Top of Selected excerpt
An intelligent research paper analysis system that enables natural language interaction with a knowledge base of academic papers. Built with LangGraph, the system uses a multi-agent architecture to intelligently route queries to the most appropriate processing pipeline.
Features
- Intelligent Query Routing - Automatically determines whether to use RAG retrieval, database query tools, or direct LLM responses based on the question type
- PDF Ingestion Pipeline - Extracts text and metadata from research papers using PyMuPDF and LLM-powered metadata extraction
- Semantic Search - Vector-based retrieval using LlamaIndex and HuggingFace embeddings for finding relevant paper content
- Structured Data Queries - SQL-based metadata lookups for questions about authors, paper counts, and other structured data
- Citation-Aware Responses - Provides grounded answers with references to source papers
Architecture
The system uses a LangGraph-based agentic workflow with four specialized agents:
User Query
│
▼
┌─────────────────┐
│ Router Agent │ ─── Classifies query type
└────────┬────────┘
│
┌────┴────┬──────────┐
▼ ▼ ▼
┌───────┐ ┌───────┐ ┌─────────┐
│ RAG │ │ Query │ │ Answer │
│ Agent │ │ Agent │ │ Agent │
└───┬───┘ └───┬───┘ └────┬────┘
│ │ │
└─────────┴──────────┘
│
▼
Final Response
| Route | Use Case |
|---|---|
| RAG | Content questions about paper topics, concepts, or findings |
| DATABASE | Metadata queries (paper counts, author lookups, etc.) |
| ANSWER | General knowledge questions unrelated to the paper collection |
Tech Stack
| Category | Technologies |
|---|---|
| Orchestration | LangGraph |
| LLM Framework | LangChain |
| LLM Provider | Anthropic Claude |
| RAG/Indexing | LlamaIndex |
| Embeddings | HuggingFace (BAAI/bge-small-en-v1.5) |
| Database | SQLite + SQLModel |
| PDF Processing | PyMuPDF |
| Testing | pytest + DeepEval |
Installation
Prerequisites: Python 3.13+
# Clone the repository git clone https://github.com/stephenhermes/quickmaths.git cd quickmaths # Install dependencies pip install -e . # Or with dev dependencies pip install -e ".[dev]"
Bottom of Selected excerpt
Top of Source data
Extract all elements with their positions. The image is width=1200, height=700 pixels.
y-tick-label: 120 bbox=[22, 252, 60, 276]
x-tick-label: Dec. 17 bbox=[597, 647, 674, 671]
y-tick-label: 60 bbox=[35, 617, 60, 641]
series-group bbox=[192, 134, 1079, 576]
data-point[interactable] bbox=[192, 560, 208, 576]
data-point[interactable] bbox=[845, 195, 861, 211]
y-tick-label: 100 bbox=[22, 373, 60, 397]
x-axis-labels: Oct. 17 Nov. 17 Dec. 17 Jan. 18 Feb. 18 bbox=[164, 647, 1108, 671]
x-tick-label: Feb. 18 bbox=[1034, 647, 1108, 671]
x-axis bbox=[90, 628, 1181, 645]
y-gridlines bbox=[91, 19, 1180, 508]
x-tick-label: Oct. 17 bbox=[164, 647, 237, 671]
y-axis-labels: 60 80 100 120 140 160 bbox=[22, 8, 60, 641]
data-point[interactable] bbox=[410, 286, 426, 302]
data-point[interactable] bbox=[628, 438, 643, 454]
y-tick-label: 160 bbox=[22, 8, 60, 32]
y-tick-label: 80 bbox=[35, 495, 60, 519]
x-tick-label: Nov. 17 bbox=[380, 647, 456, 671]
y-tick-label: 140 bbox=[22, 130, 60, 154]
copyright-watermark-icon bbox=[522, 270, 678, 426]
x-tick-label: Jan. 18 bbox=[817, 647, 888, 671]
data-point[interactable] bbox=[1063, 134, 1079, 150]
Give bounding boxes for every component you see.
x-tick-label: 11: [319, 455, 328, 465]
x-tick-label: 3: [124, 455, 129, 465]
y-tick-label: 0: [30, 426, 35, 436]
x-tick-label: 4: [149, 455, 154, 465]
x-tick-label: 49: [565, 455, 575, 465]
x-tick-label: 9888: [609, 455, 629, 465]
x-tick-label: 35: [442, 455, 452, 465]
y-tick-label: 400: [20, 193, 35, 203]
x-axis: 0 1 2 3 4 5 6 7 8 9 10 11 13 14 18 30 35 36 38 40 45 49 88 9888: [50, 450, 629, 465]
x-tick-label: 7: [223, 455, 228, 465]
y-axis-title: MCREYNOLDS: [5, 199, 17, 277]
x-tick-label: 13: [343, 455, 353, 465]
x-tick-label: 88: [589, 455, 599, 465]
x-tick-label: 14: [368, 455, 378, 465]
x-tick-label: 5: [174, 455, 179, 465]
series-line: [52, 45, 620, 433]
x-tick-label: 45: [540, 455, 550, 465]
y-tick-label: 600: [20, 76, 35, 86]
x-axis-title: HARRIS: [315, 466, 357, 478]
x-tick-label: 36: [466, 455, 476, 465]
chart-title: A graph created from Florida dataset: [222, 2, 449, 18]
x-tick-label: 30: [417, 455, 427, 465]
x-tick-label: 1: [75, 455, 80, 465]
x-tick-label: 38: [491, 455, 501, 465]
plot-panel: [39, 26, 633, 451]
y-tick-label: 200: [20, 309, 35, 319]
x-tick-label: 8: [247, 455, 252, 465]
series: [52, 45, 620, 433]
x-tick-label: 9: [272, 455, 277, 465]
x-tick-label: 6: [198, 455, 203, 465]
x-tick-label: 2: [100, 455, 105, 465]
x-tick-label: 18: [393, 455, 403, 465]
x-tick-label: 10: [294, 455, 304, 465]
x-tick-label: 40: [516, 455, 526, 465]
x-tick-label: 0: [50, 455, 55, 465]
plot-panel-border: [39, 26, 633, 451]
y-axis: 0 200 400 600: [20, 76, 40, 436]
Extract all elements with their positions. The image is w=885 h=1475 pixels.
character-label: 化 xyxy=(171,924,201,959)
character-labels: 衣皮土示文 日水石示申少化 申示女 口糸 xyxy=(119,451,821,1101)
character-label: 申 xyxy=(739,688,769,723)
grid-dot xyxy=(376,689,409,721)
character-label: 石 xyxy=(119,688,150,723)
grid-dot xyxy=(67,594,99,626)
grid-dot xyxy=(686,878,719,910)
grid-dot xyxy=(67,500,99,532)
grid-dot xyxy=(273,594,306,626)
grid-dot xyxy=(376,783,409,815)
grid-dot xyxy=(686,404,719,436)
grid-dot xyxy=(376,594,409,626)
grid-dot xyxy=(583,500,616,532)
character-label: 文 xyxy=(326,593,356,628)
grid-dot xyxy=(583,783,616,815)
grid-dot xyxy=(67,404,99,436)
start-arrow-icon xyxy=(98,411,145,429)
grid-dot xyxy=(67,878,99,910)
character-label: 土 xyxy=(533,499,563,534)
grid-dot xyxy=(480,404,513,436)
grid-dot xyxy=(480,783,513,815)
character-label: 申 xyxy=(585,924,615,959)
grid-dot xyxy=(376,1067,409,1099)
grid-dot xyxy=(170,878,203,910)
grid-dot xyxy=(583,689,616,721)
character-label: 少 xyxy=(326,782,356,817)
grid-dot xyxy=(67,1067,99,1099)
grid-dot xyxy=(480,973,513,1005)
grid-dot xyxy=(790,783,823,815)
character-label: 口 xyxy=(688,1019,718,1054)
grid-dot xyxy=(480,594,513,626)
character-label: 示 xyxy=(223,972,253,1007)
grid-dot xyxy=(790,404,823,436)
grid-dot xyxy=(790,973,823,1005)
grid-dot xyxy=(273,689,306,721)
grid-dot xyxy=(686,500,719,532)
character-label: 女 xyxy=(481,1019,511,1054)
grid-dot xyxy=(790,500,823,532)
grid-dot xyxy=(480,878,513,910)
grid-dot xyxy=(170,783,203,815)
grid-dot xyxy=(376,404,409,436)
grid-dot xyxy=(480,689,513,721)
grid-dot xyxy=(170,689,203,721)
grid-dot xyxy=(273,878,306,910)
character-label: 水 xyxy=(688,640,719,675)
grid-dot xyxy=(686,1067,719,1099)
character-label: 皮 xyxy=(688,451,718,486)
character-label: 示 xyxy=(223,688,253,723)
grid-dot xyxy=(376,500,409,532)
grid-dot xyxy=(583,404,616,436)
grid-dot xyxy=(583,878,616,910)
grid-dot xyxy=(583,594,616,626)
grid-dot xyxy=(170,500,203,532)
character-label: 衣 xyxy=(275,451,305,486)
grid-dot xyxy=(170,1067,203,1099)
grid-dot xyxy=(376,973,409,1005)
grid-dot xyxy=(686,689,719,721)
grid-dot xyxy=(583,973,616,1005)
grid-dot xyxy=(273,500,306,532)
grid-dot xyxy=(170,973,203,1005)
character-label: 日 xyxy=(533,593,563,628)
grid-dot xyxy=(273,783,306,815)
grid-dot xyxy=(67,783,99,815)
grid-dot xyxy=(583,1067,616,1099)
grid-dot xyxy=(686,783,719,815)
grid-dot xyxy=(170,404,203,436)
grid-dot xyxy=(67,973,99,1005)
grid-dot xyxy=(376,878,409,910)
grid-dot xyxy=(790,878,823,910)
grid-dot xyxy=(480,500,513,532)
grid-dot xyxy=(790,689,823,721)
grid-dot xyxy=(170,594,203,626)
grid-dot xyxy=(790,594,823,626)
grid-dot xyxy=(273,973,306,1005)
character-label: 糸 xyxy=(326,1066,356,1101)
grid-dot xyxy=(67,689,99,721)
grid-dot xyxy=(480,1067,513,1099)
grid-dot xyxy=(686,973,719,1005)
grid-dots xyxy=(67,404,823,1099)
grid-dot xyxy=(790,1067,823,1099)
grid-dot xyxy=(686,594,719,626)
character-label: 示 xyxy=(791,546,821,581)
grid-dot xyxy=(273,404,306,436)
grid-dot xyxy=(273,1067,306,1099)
Bottom of Source data
◆ **Required work**
Reproduce verbatim the part of the research paper analysis system description between "An intelligent research" and "appropriate processing pipeline.", inclusive.

◆ **Result**
An intelligent research paper analysis system that enables natural language interaction with a knowledge base of academic papers. Built with LangGraph, the system uses a multi-agent architecture to intelligently route queries to the most appropriate processing pipeline.